Supplied material:
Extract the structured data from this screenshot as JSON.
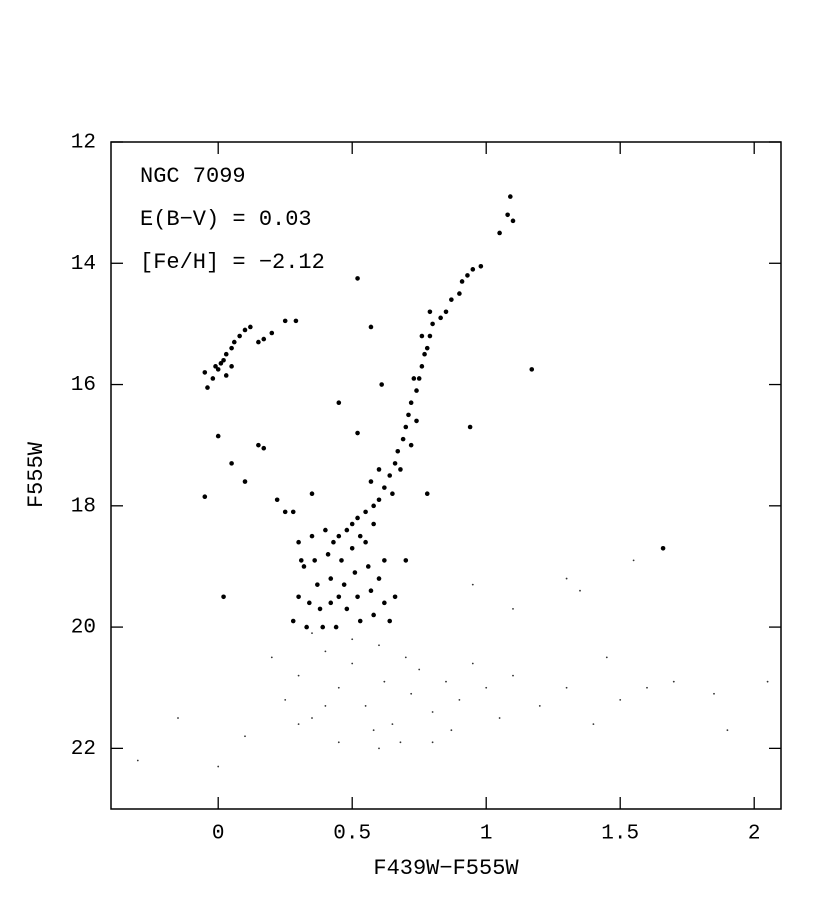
{
  "chart_data": {
    "type": "scatter",
    "annotations": [
      "NGC 7099",
      "E(B−V) = 0.03",
      "[Fe/H] = −2.12"
    ],
    "x_label": "F439W−F555W",
    "y_label": "F555W",
    "xlim": [
      -0.4,
      2.1
    ],
    "ylim": [
      23,
      12
    ],
    "xticks": [
      0,
      0.5,
      1,
      1.5,
      2
    ],
    "yticks": [
      12,
      14,
      16,
      18,
      20,
      22
    ],
    "series": [
      {
        "color": "#000000",
        "marker_size": 2.3,
        "x": [
          1.09,
          1.08,
          1.1,
          1.05,
          0.98,
          0.95,
          0.93,
          0.91,
          0.9,
          0.87,
          0.85,
          0.83,
          0.8,
          0.79,
          0.78,
          0.77,
          0.76,
          0.75,
          0.74,
          0.72,
          0.71,
          0.7,
          0.69,
          0.67,
          0.66,
          0.64,
          0.62,
          0.6,
          0.58,
          0.55,
          0.52,
          0.72,
          0.68,
          0.74,
          0.73,
          0.79,
          0.76,
          0.65,
          0.6,
          0.57,
          -0.05,
          -0.04,
          -0.02,
          0,
          0.01,
          0.02,
          0.03,
          0.05,
          0.06,
          0.08,
          0.1,
          0.12,
          0.15,
          0.17,
          0.2,
          0.25,
          0.29,
          0.03,
          0.05,
          -0.01,
          0,
          -0.05,
          0.02,
          0.05,
          0.1,
          0.15,
          0.17,
          0.22,
          0.25,
          0.28,
          0.35,
          0.45,
          0.52,
          0.57,
          0.61,
          0.78,
          0.94,
          1.17,
          1.66,
          0.52,
          0.7,
          0.3,
          0.32,
          0.3,
          0.28,
          0.33,
          0.35,
          0.36,
          0.37,
          0.38,
          0.4,
          0.41,
          0.42,
          0.42,
          0.44,
          0.45,
          0.46,
          0.47,
          0.48,
          0.5,
          0.5,
          0.51,
          0.52,
          0.53,
          0.55,
          0.56,
          0.57,
          0.58,
          0.6,
          0.62,
          0.64,
          0.39,
          0.34,
          0.31,
          0.43,
          0.48,
          0.53,
          0.58,
          0.62,
          0.66,
          0.45
        ],
        "values": [
          12.9,
          13.2,
          13.3,
          13.5,
          14.05,
          14.1,
          14.2,
          14.3,
          14.5,
          14.6,
          14.8,
          14.9,
          15.0,
          15.2,
          15.4,
          15.5,
          15.7,
          15.9,
          16.1,
          16.3,
          16.5,
          16.7,
          16.9,
          17.1,
          17.3,
          17.5,
          17.7,
          17.9,
          18.0,
          18.1,
          18.2,
          17.0,
          17.4,
          16.6,
          15.9,
          14.8,
          15.2,
          17.8,
          17.4,
          17.6,
          15.8,
          16.05,
          15.9,
          15.75,
          15.65,
          15.6,
          15.5,
          15.4,
          15.3,
          15.2,
          15.1,
          15.05,
          15.3,
          15.25,
          15.15,
          14.95,
          14.95,
          15.85,
          15.7,
          15.7,
          16.85,
          17.85,
          19.5,
          17.3,
          17.6,
          17.0,
          17.05,
          17.9,
          18.1,
          18.1,
          17.8,
          16.3,
          14.25,
          15.05,
          16.0,
          17.8,
          16.7,
          15.75,
          18.7,
          16.8,
          18.9,
          18.6,
          19.0,
          19.5,
          19.9,
          20.0,
          18.5,
          18.9,
          19.3,
          19.7,
          18.4,
          18.8,
          19.2,
          19.6,
          20.0,
          18.5,
          18.9,
          19.3,
          19.7,
          18.3,
          18.7,
          19.1,
          19.5,
          19.9,
          18.6,
          19.0,
          19.4,
          19.8,
          19.2,
          19.6,
          19.9,
          20.0,
          19.6,
          18.9,
          18.6,
          18.4,
          18.5,
          18.3,
          18.9,
          19.5,
          19.5
        ]
      },
      {
        "color": "#333333",
        "marker_size": 0.9,
        "x": [
          0.2,
          0.25,
          0.3,
          0.35,
          0.4,
          0.45,
          0.5,
          0.55,
          0.6,
          0.62,
          0.65,
          0.7,
          0.72,
          0.75,
          0.8,
          0.85,
          0.9,
          0.95,
          1.0,
          1.05,
          1.1,
          1.2,
          1.3,
          1.4,
          1.5,
          1.6,
          1.7,
          1.85,
          1.9,
          2.05,
          -0.3,
          -0.15,
          0.0,
          0.1,
          0.45,
          0.6,
          0.8,
          1.45,
          1.1,
          0.95,
          1.3,
          1.55,
          1.35,
          0.35,
          0.5,
          0.58,
          0.68,
          0.4,
          0.3,
          0.87
        ],
        "values": [
          20.5,
          21.2,
          20.8,
          21.5,
          20.4,
          21.0,
          20.6,
          21.3,
          20.3,
          20.9,
          21.6,
          20.5,
          21.1,
          20.7,
          21.4,
          20.9,
          21.2,
          20.6,
          21.0,
          21.5,
          20.8,
          21.3,
          21.0,
          21.6,
          21.2,
          21.0,
          20.9,
          21.1,
          21.7,
          20.9,
          22.2,
          21.5,
          22.3,
          21.8,
          21.9,
          22.0,
          21.9,
          20.5,
          19.7,
          19.3,
          19.2,
          18.9,
          19.4,
          20.1,
          20.2,
          21.7,
          21.9,
          21.3,
          21.6,
          21.7
        ]
      }
    ]
  }
}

Short task:
Please set down each line of the data above exactly as written, without the pictures.

Written answer:
Extract the structured data from this screenshot as JSON.
{
  "chart_data": {
    "type": "scatter",
    "annotations": [
      "NGC 7099",
      "E(B−V) = 0.03",
      "[Fe/H] = −2.12"
    ],
    "x_label": "F439W−F555W",
    "y_label": "F555W",
    "xlim": [
      -0.4,
      2.1
    ],
    "ylim": [
      23,
      12
    ],
    "xticks": [
      0,
      0.5,
      1,
      1.5,
      2
    ],
    "yticks": [
      12,
      14,
      16,
      18,
      20,
      22
    ],
    "series": [
      {
        "color": "#000000",
        "marker_size": 2.3,
        "x": [
          1.09,
          1.08,
          1.1,
          1.05,
          0.98,
          0.95,
          0.93,
          0.91,
          0.9,
          0.87,
          0.85,
          0.83,
          0.8,
          0.79,
          0.78,
          0.77,
          0.76,
          0.75,
          0.74,
          0.72,
          0.71,
          0.7,
          0.69,
          0.67,
          0.66,
          0.64,
          0.62,
          0.6,
          0.58,
          0.55,
          0.52,
          0.72,
          0.68,
          0.74,
          0.73,
          0.79,
          0.76,
          0.65,
          0.6,
          0.57,
          -0.05,
          -0.04,
          -0.02,
          0,
          0.01,
          0.02,
          0.03,
          0.05,
          0.06,
          0.08,
          0.1,
          0.12,
          0.15,
          0.17,
          0.2,
          0.25,
          0.29,
          0.03,
          0.05,
          -0.01,
          0,
          -0.05,
          0.02,
          0.05,
          0.1,
          0.15,
          0.17,
          0.22,
          0.25,
          0.28,
          0.35,
          0.45,
          0.52,
          0.57,
          0.61,
          0.78,
          0.94,
          1.17,
          1.66,
          0.52,
          0.7,
          0.3,
          0.32,
          0.3,
          0.28,
          0.33,
          0.35,
          0.36,
          0.37,
          0.38,
          0.4,
          0.41,
          0.42,
          0.42,
          0.44,
          0.45,
          0.46,
          0.47,
          0.48,
          0.5,
          0.5,
          0.51,
          0.52,
          0.53,
          0.55,
          0.56,
          0.57,
          0.58,
          0.6,
          0.62,
          0.64,
          0.39,
          0.34,
          0.31,
          0.43,
          0.48,
          0.53,
          0.58,
          0.62,
          0.66,
          0.45
        ],
        "values": [
          12.9,
          13.2,
          13.3,
          13.5,
          14.05,
          14.1,
          14.2,
          14.3,
          14.5,
          14.6,
          14.8,
          14.9,
          15.0,
          15.2,
          15.4,
          15.5,
          15.7,
          15.9,
          16.1,
          16.3,
          16.5,
          16.7,
          16.9,
          17.1,
          17.3,
          17.5,
          17.7,
          17.9,
          18.0,
          18.1,
          18.2,
          17.0,
          17.4,
          16.6,
          15.9,
          14.8,
          15.2,
          17.8,
          17.4,
          17.6,
          15.8,
          16.05,
          15.9,
          15.75,
          15.65,
          15.6,
          15.5,
          15.4,
          15.3,
          15.2,
          15.1,
          15.05,
          15.3,
          15.25,
          15.15,
          14.95,
          14.95,
          15.85,
          15.7,
          15.7,
          16.85,
          17.85,
          19.5,
          17.3,
          17.6,
          17.0,
          17.05,
          17.9,
          18.1,
          18.1,
          17.8,
          16.3,
          14.25,
          15.05,
          16.0,
          17.8,
          16.7,
          15.75,
          18.7,
          16.8,
          18.9,
          18.6,
          19.0,
          19.5,
          19.9,
          20.0,
          18.5,
          18.9,
          19.3,
          19.7,
          18.4,
          18.8,
          19.2,
          19.6,
          20.0,
          18.5,
          18.9,
          19.3,
          19.7,
          18.3,
          18.7,
          19.1,
          19.5,
          19.9,
          18.6,
          19.0,
          19.4,
          19.8,
          19.2,
          19.6,
          19.9,
          20.0,
          19.6,
          18.9,
          18.6,
          18.4,
          18.5,
          18.3,
          18.9,
          19.5,
          19.5
        ]
      },
      {
        "color": "#333333",
        "marker_size": 0.9,
        "x": [
          0.2,
          0.25,
          0.3,
          0.35,
          0.4,
          0.45,
          0.5,
          0.55,
          0.6,
          0.62,
          0.65,
          0.7,
          0.72,
          0.75,
          0.8,
          0.85,
          0.9,
          0.95,
          1.0,
          1.05,
          1.1,
          1.2,
          1.3,
          1.4,
          1.5,
          1.6,
          1.7,
          1.85,
          1.9,
          2.05,
          -0.3,
          -0.15,
          0.0,
          0.1,
          0.45,
          0.6,
          0.8,
          1.45,
          1.1,
          0.95,
          1.3,
          1.55,
          1.35,
          0.35,
          0.5,
          0.58,
          0.68,
          0.4,
          0.3,
          0.87
        ],
        "values": [
          20.5,
          21.2,
          20.8,
          21.5,
          20.4,
          21.0,
          20.6,
          21.3,
          20.3,
          20.9,
          21.6,
          20.5,
          21.1,
          20.7,
          21.4,
          20.9,
          21.2,
          20.6,
          21.0,
          21.5,
          20.8,
          21.3,
          21.0,
          21.6,
          21.2,
          21.0,
          20.9,
          21.1,
          21.7,
          20.9,
          22.2,
          21.5,
          22.3,
          21.8,
          21.9,
          22.0,
          21.9,
          20.5,
          19.7,
          19.3,
          19.2,
          18.9,
          19.4,
          20.1,
          20.2,
          21.7,
          21.9,
          21.3,
          21.6,
          21.7
        ]
      }
    ]
  }
}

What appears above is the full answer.